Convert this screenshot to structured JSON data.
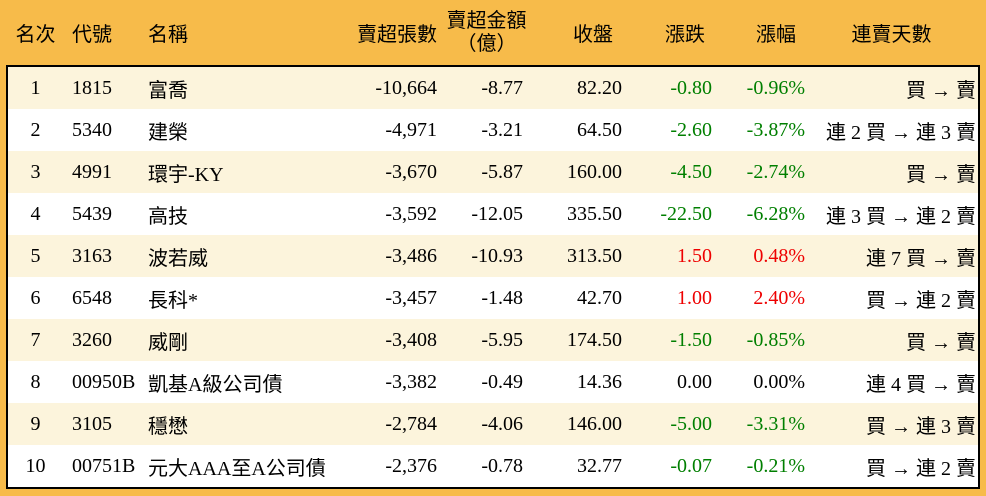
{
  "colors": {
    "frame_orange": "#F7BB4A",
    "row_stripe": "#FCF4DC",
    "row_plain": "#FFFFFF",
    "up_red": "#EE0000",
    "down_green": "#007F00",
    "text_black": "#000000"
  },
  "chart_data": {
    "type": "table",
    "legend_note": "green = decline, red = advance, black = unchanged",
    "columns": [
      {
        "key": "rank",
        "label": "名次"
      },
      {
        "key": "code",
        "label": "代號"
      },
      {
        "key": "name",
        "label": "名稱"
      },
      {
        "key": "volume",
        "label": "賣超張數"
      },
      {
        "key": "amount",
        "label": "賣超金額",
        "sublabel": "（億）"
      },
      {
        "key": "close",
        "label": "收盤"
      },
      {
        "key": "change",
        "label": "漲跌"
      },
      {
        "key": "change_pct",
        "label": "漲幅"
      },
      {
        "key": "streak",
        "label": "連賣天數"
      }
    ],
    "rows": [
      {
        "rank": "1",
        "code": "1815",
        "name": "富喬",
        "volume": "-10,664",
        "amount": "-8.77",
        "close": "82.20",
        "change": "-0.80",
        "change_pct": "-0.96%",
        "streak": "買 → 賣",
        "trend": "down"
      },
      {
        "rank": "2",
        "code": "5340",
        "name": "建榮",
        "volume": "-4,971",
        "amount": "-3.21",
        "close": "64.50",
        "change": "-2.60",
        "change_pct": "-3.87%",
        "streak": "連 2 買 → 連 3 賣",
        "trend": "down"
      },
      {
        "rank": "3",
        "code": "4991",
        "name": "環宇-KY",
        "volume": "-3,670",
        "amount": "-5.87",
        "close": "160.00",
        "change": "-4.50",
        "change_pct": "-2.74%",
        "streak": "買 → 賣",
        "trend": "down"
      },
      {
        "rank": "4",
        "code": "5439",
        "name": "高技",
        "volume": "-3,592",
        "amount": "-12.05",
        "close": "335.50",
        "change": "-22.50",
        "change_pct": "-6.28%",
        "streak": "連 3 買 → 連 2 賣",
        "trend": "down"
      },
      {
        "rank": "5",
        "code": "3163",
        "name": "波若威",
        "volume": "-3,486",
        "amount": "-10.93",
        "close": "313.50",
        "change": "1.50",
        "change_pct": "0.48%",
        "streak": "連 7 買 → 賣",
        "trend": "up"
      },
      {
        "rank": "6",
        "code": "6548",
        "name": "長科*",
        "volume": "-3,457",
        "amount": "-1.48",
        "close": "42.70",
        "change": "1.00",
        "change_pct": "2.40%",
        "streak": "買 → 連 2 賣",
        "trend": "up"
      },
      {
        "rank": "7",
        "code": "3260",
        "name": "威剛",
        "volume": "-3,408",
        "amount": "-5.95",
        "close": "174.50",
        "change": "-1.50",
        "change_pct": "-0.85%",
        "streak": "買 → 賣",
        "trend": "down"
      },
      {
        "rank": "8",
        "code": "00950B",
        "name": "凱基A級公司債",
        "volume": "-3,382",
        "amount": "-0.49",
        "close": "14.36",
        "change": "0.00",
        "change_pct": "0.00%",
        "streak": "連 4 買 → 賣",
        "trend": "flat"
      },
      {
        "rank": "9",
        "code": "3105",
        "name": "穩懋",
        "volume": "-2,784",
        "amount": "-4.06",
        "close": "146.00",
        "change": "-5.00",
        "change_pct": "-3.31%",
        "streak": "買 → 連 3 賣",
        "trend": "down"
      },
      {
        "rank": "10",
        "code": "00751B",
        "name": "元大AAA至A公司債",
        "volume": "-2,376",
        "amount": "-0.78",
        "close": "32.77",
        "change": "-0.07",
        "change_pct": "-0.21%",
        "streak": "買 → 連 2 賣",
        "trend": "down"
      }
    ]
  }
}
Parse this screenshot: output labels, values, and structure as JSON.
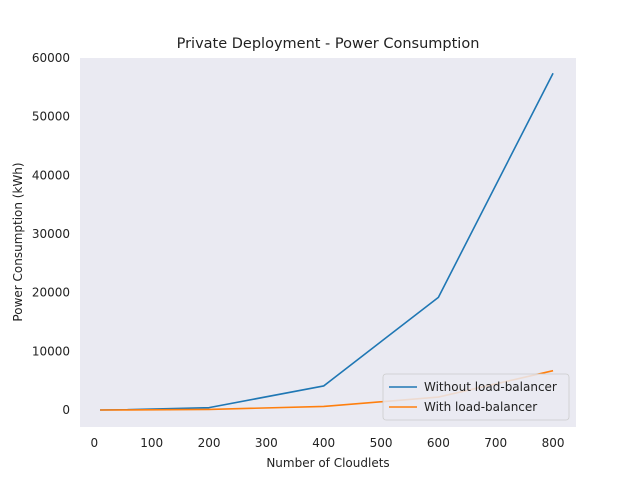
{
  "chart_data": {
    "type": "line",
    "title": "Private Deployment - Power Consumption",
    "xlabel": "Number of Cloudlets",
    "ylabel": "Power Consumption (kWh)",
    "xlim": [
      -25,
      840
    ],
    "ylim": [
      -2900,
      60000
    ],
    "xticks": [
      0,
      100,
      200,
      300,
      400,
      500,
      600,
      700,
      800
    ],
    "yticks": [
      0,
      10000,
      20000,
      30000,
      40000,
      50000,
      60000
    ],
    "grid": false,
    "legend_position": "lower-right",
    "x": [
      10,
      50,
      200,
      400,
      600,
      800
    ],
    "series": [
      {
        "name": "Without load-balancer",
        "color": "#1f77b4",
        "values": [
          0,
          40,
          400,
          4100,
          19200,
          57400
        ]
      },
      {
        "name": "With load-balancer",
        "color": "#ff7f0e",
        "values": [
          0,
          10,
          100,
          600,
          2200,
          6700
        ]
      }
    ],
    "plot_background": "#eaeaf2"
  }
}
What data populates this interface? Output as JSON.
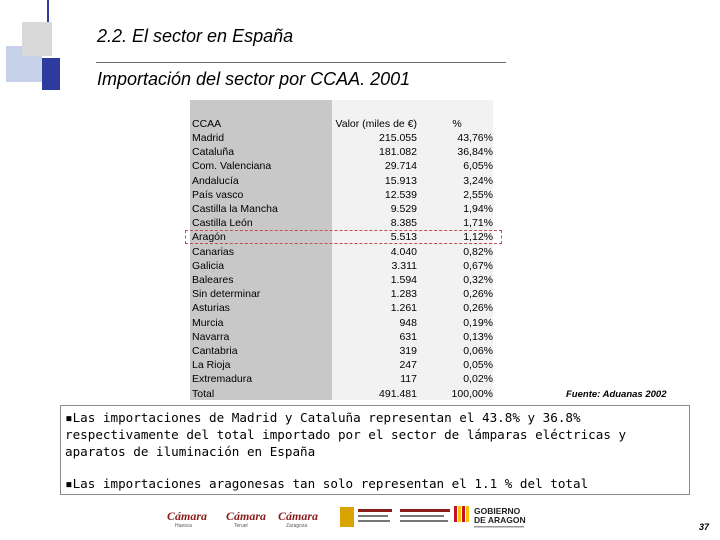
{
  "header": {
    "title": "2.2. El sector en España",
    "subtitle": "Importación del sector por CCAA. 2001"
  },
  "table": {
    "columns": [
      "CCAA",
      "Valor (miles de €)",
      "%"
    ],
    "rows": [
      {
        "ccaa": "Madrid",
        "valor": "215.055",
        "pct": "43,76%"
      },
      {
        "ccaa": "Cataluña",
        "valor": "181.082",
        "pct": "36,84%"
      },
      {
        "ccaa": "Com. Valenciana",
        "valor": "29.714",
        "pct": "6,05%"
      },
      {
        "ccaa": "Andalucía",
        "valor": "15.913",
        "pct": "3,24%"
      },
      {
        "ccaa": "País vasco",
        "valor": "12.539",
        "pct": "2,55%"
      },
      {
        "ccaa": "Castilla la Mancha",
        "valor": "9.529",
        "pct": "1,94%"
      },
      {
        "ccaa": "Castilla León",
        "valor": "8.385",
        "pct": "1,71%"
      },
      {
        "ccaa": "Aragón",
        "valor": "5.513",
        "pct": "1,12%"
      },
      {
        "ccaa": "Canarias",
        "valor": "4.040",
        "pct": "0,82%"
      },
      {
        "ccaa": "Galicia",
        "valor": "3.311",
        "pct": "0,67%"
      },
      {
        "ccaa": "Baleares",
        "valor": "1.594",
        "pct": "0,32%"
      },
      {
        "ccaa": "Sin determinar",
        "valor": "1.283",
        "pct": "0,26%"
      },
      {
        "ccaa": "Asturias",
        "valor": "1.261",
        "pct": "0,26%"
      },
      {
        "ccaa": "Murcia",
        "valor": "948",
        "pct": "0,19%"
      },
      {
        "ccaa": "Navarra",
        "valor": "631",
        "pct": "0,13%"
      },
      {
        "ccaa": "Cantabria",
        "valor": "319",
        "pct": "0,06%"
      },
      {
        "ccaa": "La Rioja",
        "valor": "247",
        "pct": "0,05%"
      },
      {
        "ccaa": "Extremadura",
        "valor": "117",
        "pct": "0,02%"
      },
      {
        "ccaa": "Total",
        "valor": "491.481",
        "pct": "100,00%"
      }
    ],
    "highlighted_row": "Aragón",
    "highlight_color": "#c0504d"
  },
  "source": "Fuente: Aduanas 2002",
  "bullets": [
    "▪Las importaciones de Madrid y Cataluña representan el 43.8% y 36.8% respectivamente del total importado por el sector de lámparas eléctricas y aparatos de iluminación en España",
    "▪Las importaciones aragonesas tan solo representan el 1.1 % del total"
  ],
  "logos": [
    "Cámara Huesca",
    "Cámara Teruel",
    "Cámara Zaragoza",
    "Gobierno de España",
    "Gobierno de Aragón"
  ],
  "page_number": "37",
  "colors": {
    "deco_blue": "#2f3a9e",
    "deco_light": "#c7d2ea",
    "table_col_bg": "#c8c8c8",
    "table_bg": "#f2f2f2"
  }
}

## Direction
State how many lines above contain the string "Aragón", with no other words.

## Solution for this task
3